--- BEGIN DATASET RECORDS ---

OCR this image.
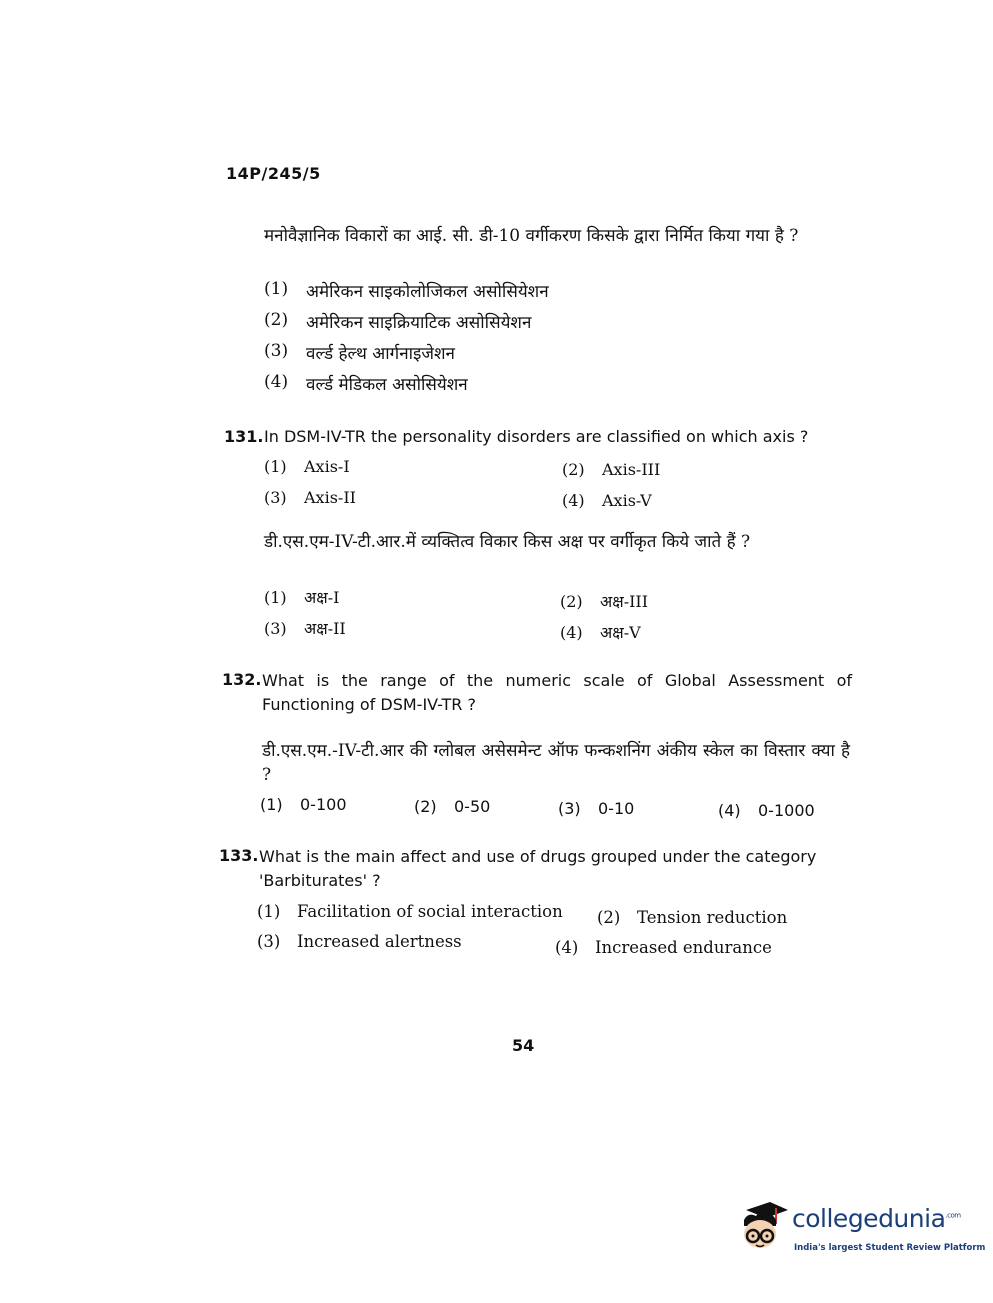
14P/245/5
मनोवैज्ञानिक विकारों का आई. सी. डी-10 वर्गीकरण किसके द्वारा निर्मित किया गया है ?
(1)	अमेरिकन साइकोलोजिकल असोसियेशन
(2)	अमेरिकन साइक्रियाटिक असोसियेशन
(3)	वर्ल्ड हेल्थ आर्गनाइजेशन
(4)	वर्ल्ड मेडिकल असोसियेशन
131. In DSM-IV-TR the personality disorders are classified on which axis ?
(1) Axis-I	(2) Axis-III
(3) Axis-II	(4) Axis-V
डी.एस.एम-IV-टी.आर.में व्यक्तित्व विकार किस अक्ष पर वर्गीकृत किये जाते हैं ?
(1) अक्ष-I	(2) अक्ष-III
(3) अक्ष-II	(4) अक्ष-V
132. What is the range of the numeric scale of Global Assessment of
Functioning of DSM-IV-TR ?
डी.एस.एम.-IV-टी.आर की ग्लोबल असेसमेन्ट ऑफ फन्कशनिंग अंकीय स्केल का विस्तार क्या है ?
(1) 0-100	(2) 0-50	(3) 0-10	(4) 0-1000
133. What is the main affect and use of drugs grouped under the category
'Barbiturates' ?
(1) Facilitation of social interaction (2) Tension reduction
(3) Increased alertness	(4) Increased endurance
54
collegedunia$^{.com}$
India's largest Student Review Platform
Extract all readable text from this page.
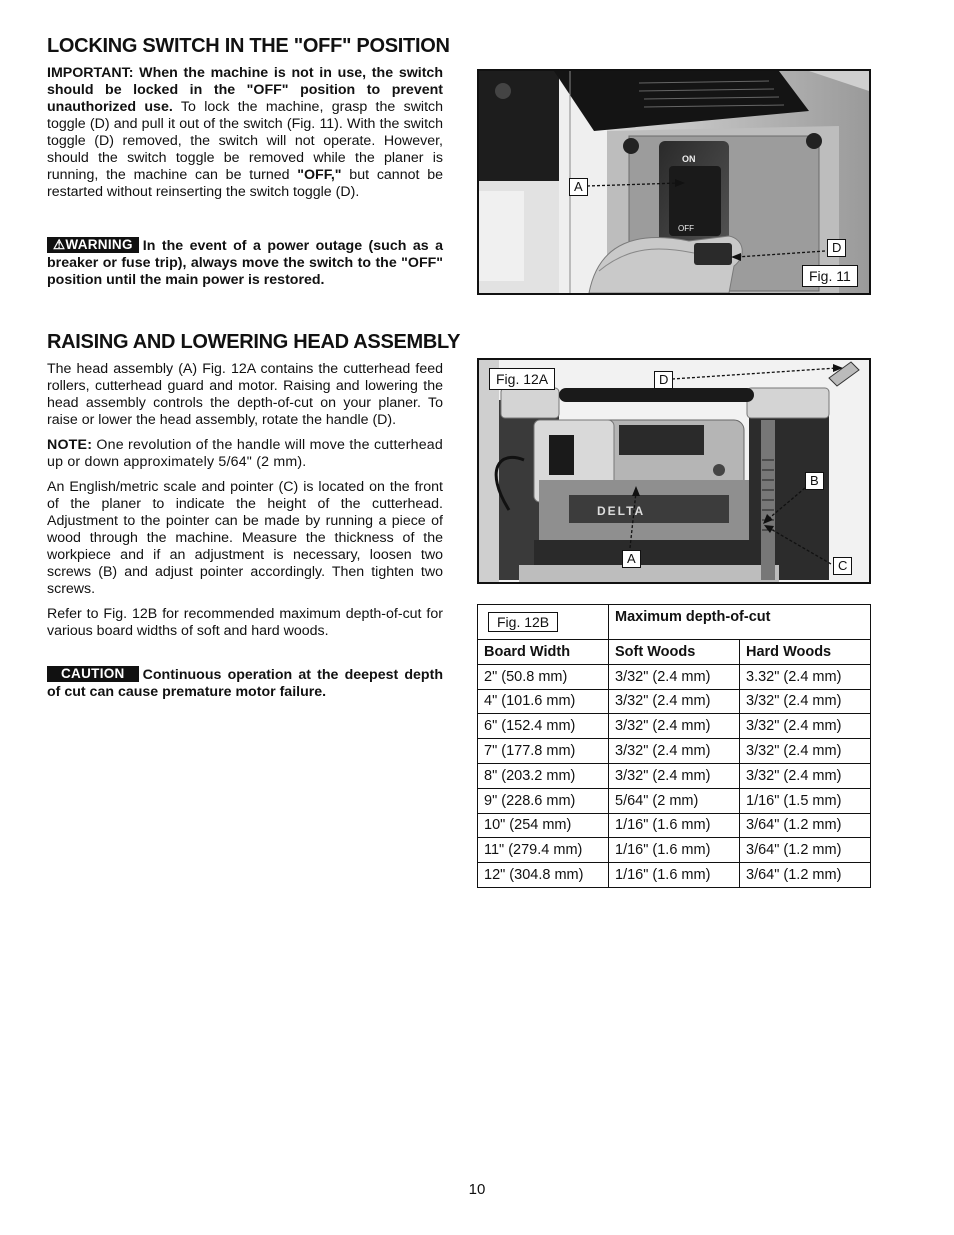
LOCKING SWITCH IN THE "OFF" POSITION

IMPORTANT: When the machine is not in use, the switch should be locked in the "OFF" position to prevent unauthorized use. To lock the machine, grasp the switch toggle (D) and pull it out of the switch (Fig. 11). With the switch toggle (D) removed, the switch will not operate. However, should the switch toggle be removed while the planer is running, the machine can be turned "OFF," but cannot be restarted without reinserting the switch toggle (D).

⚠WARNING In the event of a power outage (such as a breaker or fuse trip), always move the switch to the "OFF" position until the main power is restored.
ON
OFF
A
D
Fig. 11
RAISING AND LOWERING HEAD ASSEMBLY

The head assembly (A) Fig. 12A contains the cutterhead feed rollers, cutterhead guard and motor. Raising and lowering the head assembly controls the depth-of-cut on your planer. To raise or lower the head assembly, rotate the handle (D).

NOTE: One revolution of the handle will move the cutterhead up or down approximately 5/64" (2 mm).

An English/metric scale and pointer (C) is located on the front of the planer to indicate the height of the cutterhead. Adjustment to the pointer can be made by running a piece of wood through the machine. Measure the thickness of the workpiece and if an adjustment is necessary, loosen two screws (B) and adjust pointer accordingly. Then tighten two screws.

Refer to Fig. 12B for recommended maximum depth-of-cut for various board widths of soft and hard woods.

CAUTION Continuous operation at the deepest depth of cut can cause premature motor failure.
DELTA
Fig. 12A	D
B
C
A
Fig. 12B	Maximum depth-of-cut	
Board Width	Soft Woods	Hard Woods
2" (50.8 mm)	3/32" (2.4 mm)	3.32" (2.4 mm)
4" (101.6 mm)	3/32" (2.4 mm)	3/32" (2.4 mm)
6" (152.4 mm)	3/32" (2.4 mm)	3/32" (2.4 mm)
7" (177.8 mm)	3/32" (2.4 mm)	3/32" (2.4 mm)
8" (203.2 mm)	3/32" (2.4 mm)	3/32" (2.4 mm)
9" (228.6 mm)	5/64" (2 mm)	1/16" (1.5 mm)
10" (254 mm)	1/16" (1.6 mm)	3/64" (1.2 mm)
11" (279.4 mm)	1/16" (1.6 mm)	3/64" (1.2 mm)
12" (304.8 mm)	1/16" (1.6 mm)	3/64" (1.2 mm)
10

--- END DATASET RECORDS ---
--- BEGIN DATASET RECORDS ---

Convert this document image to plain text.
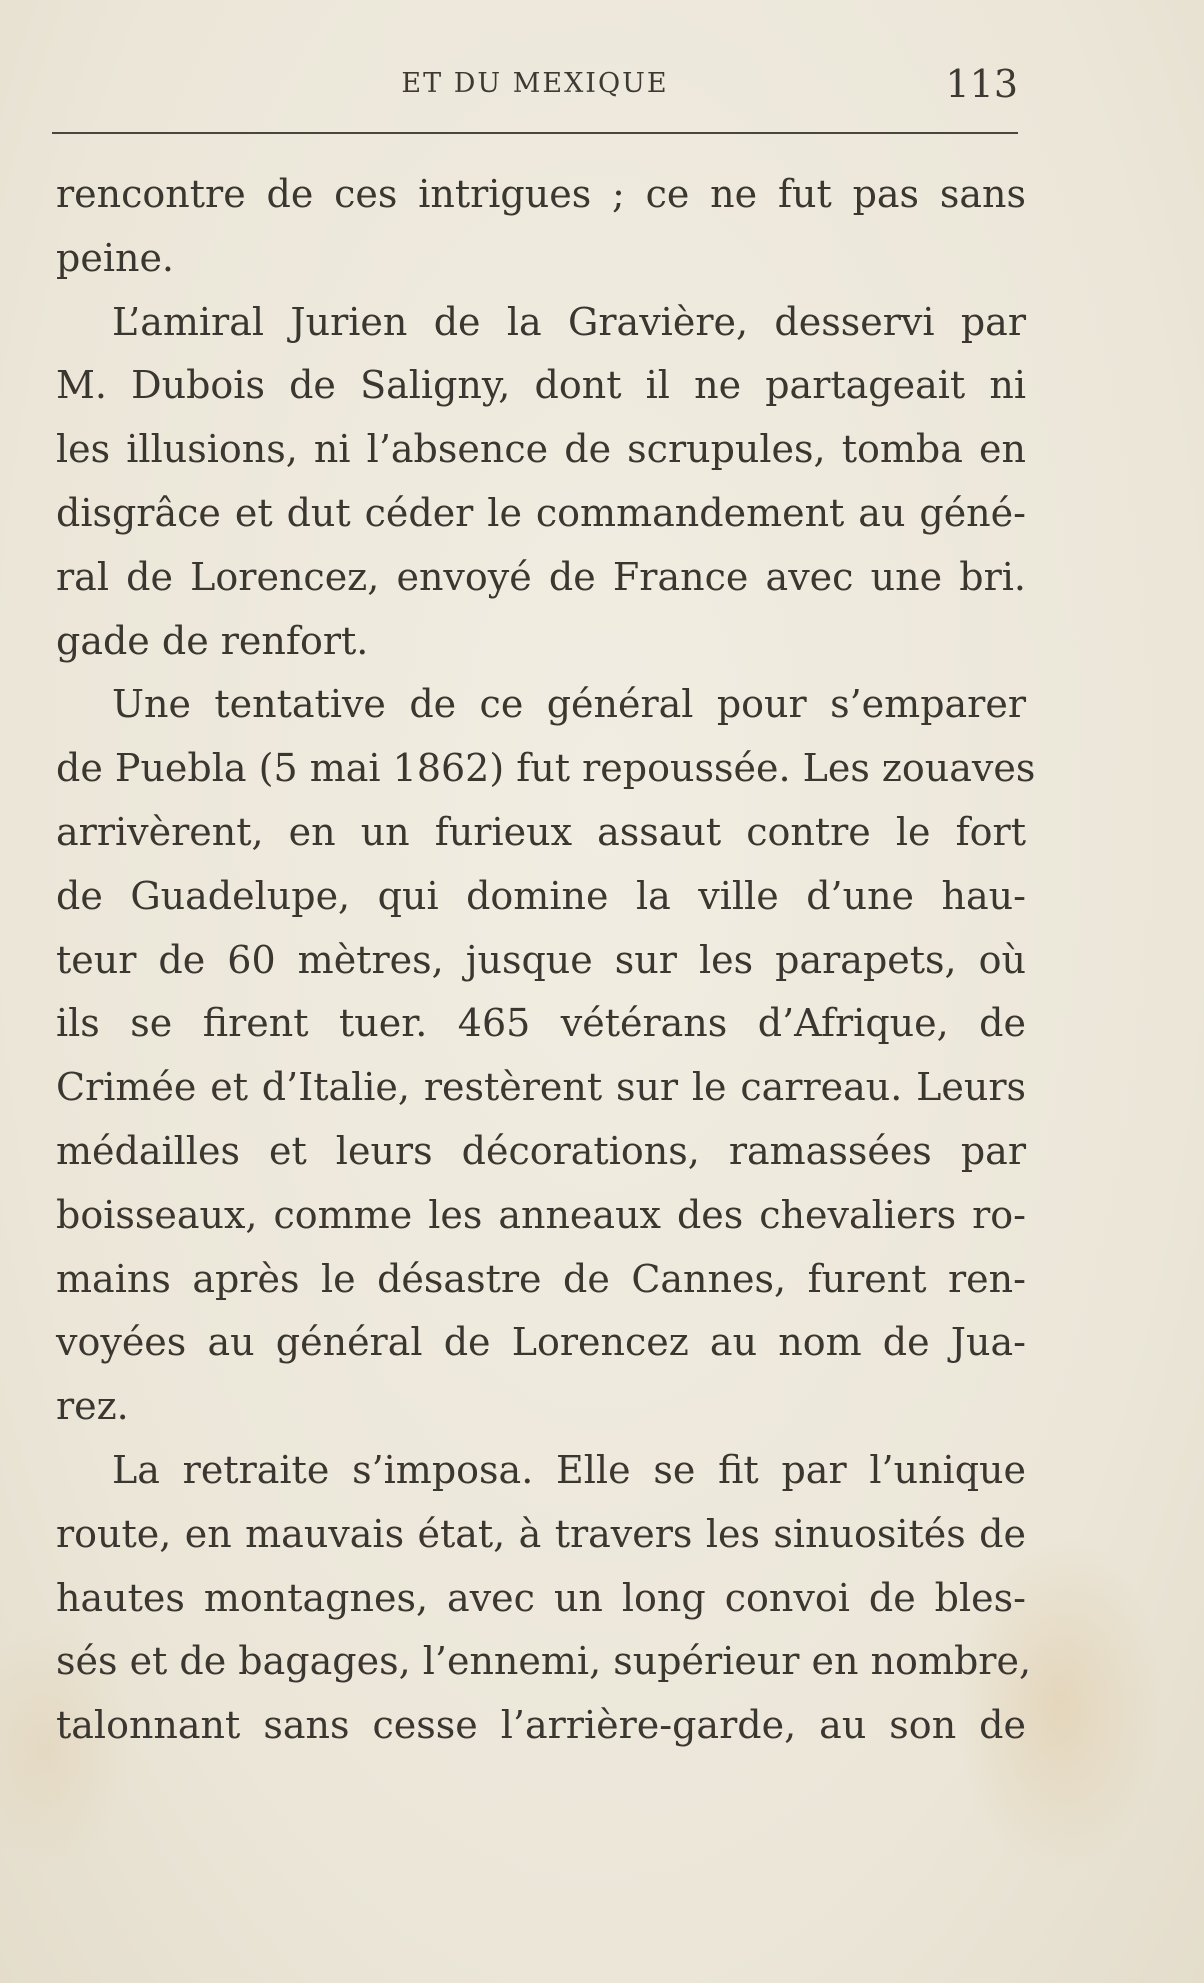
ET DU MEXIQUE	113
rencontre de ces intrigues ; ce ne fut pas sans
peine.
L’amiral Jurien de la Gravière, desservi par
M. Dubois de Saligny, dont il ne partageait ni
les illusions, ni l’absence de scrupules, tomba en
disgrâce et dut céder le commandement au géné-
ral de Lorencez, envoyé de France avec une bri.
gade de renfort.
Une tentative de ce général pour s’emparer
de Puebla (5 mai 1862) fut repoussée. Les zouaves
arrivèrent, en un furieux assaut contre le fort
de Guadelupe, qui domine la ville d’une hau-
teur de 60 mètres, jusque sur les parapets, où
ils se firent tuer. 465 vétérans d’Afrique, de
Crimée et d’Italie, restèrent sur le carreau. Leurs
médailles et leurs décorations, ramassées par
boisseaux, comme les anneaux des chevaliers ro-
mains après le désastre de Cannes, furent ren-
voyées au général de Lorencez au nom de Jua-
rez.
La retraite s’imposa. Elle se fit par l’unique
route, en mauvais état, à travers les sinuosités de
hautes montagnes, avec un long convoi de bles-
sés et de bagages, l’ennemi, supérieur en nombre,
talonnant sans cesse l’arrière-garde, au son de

--- END DATASET RECORDS ---

BRIEF: Pick out the lines above that hold the string "depth" and show them.

ANSWER IN FULL:
The head assembly (A) Fig. 12A contains the cutterhead feed rollers, cutterhead guard and motor. Raising and lowering the head assembly controls the depth-of-cut on your planer. To raise or lower the head assembly, rotate the handle (D).
Refer to Fig. 12B for recommended maximum depth-of-cut for various board widths of soft and hard woods.
CAUTION Continuous operation at the deepest depth of cut can cause premature motor failure.
Fig. 12B	Maximum depth-of-cut	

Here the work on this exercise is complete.